Task requirements: Locate all lines in the data below that hold "Вітер" and show them.

##############################

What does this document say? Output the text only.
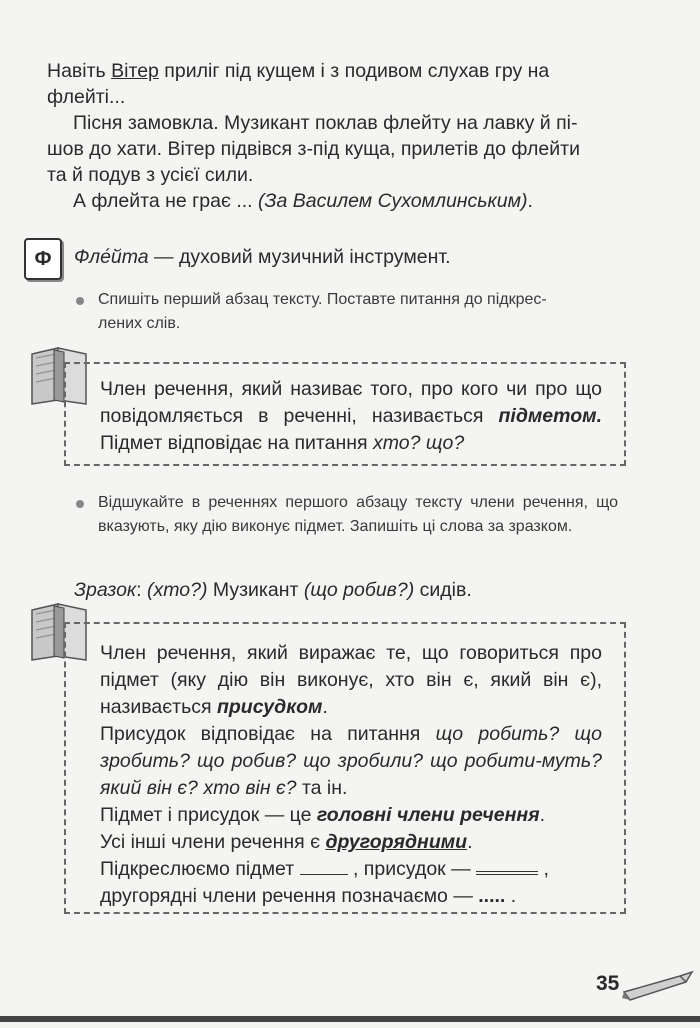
Навіть Вітер приліг під кущем і з подивом слухав гру на

флейті...

Пісня замовкла. Музикант поклав флейту на лавку й пі-

шов до хати. Вітер підвівся з-під куща, прилетів до флейти

та й подув з усієї сили.

А флейта не грає ... (За Василем Сухомлинським).

Ф	Фле́йта — духовий музичний інструмент.

Спишіть перший абзац тексту. Поставте питання до підкрес-

лених слів.

Член речення, який називає того, про кого чи про що повідомляється в реченні, називається підметом. Підмет відповідає на питання хто? що?
Відшукайте в реченнях першого абзацу тексту члени речення, що вказують, яку дію виконує підмет. Запишіть ці слова за зразком.
Зразок: (хто?) Музикант (що робив?) сидів.

Член речення, який виражає те, що говориться про підмет (яку дію він виконує, хто він є, який він є), називається присудком.

Присудок відповідає на питання що робить? що зробить? що робив? що зробили? що робити-муть? який він є? хто він є? та ін.

Підмет і присудок — це головні члени речення.

Усі інші члени речення є другорядними.

Підкреслюємо підмет  , присудок —	,

другорядні члени речення позначаємо — ..... .

35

##############################

Final result:
Навіть Вітер приліг під кущем і з подивом слухав гру на
шов до хати. Вітер підвівся з-під куща, прилетів до флейти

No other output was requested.